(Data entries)
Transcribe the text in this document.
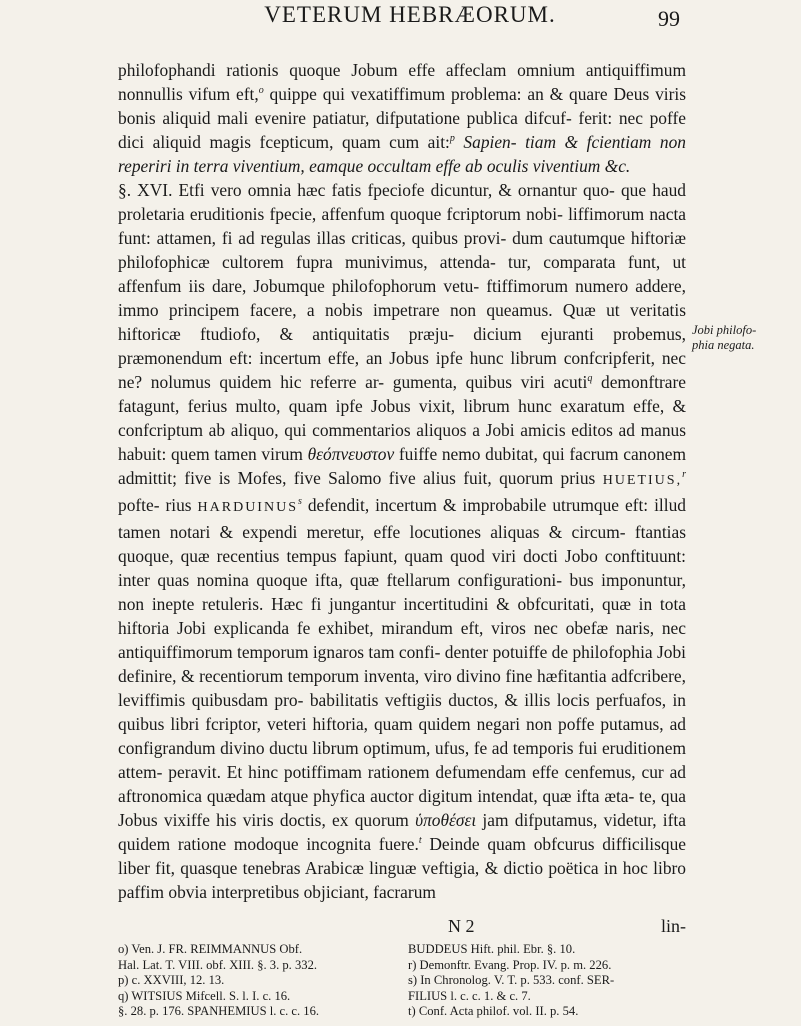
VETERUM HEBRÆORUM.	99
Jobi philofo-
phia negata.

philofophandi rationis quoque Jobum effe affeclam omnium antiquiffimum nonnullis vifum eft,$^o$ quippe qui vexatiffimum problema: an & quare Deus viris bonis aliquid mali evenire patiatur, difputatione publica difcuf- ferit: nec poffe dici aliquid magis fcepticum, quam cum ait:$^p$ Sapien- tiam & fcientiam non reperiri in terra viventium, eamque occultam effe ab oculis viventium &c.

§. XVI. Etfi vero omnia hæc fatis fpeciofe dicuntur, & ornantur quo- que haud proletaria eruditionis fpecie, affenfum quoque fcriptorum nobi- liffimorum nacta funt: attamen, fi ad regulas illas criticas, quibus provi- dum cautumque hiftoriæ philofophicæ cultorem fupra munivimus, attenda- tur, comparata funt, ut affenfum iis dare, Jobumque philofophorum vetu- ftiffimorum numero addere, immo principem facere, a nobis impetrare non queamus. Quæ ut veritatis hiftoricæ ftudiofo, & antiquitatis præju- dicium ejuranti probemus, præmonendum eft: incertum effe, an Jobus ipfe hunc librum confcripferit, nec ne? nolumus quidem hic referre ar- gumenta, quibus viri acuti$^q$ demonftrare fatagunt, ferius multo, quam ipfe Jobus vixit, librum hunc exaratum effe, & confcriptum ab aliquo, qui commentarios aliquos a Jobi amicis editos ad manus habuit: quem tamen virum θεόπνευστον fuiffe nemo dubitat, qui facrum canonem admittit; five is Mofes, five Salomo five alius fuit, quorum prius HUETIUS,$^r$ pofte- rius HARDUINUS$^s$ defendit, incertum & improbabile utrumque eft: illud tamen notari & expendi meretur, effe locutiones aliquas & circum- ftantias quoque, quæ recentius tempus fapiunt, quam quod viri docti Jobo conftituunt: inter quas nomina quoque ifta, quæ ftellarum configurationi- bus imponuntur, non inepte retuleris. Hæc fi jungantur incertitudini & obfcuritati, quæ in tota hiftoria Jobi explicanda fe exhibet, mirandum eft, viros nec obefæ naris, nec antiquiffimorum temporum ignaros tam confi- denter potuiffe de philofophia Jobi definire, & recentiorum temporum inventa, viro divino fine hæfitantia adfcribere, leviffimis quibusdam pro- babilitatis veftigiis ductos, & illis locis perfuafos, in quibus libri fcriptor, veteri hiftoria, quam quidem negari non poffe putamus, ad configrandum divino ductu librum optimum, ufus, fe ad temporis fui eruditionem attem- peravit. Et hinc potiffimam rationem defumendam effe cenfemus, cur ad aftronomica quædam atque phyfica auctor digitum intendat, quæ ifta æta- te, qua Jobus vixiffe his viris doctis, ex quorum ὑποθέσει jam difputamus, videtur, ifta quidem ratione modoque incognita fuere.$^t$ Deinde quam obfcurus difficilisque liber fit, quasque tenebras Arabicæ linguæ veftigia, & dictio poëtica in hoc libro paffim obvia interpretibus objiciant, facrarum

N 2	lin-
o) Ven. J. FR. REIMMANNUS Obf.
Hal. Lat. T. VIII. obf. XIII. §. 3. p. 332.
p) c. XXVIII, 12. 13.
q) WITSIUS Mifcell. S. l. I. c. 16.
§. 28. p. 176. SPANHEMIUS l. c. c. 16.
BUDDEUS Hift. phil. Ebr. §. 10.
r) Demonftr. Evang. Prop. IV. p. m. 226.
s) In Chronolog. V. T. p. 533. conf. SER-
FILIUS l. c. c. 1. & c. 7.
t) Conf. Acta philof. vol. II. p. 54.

> PROBLEM STATEMENT:
Pictures in the records should not appear in your copy, but everything else must be transcribed exactly.

> CORRECT ANSWER:
Transcribe the text in this document.
VETERUM HEBRÆORUM.	99
Jobi philofo-
phia negata.

philofophandi rationis quoque Jobum effe affeclam omnium antiquiffimum nonnullis vifum eft,$^o$ quippe qui vexatiffimum problema: an & quare Deus viris bonis aliquid mali evenire patiatur, difputatione publica difcuf- ferit: nec poffe dici aliquid magis fcepticum, quam cum ait:$^p$ Sapien- tiam & fcientiam non reperiri in terra viventium, eamque occultam effe ab oculis viventium &c.

§. XVI. Etfi vero omnia hæc fatis fpeciofe dicuntur, & ornantur quo- que haud proletaria eruditionis fpecie, affenfum quoque fcriptorum nobi- liffimorum nacta funt: attamen, fi ad regulas illas criticas, quibus provi- dum cautumque hiftoriæ philofophicæ cultorem fupra munivimus, attenda- tur, comparata funt, ut affenfum iis dare, Jobumque philofophorum vetu- ftiffimorum numero addere, immo principem facere, a nobis impetrare non queamus. Quæ ut veritatis hiftoricæ ftudiofo, & antiquitatis præju- dicium ejuranti probemus, præmonendum eft: incertum effe, an Jobus ipfe hunc librum confcripferit, nec ne? nolumus quidem hic referre ar- gumenta, quibus viri acuti$^q$ demonftrare fatagunt, ferius multo, quam ipfe Jobus vixit, librum hunc exaratum effe, & confcriptum ab aliquo, qui commentarios aliquos a Jobi amicis editos ad manus habuit: quem tamen virum θεόπνευστον fuiffe nemo dubitat, qui facrum canonem admittit; five is Mofes, five Salomo five alius fuit, quorum prius HUETIUS,$^r$ pofte- rius HARDUINUS$^s$ defendit, incertum & improbabile utrumque eft: illud tamen notari & expendi meretur, effe locutiones aliquas & circum- ftantias quoque, quæ recentius tempus fapiunt, quam quod viri docti Jobo conftituunt: inter quas nomina quoque ifta, quæ ftellarum configurationi- bus imponuntur, non inepte retuleris. Hæc fi jungantur incertitudini & obfcuritati, quæ in tota hiftoria Jobi explicanda fe exhibet, mirandum eft, viros nec obefæ naris, nec antiquiffimorum temporum ignaros tam confi- denter potuiffe de philofophia Jobi definire, & recentiorum temporum inventa, viro divino fine hæfitantia adfcribere, leviffimis quibusdam pro- babilitatis veftigiis ductos, & illis locis perfuafos, in quibus libri fcriptor, veteri hiftoria, quam quidem negari non poffe putamus, ad configrandum divino ductu librum optimum, ufus, fe ad temporis fui eruditionem attem- peravit. Et hinc potiffimam rationem defumendam effe cenfemus, cur ad aftronomica quædam atque phyfica auctor digitum intendat, quæ ifta æta- te, qua Jobus vixiffe his viris doctis, ex quorum ὑποθέσει jam difputamus, videtur, ifta quidem ratione modoque incognita fuere.$^t$ Deinde quam obfcurus difficilisque liber fit, quasque tenebras Arabicæ linguæ veftigia, & dictio poëtica in hoc libro paffim obvia interpretibus objiciant, facrarum

N 2	lin-
o) Ven. J. FR. REIMMANNUS Obf.
Hal. Lat. T. VIII. obf. XIII. §. 3. p. 332.
p) c. XXVIII, 12. 13.
q) WITSIUS Mifcell. S. l. I. c. 16.
§. 28. p. 176. SPANHEMIUS l. c. c. 16.
BUDDEUS Hift. phil. Ebr. §. 10.
r) Demonftr. Evang. Prop. IV. p. m. 226.
s) In Chronolog. V. T. p. 533. conf. SER-
FILIUS l. c. c. 1. & c. 7.
t) Conf. Acta philof. vol. II. p. 54.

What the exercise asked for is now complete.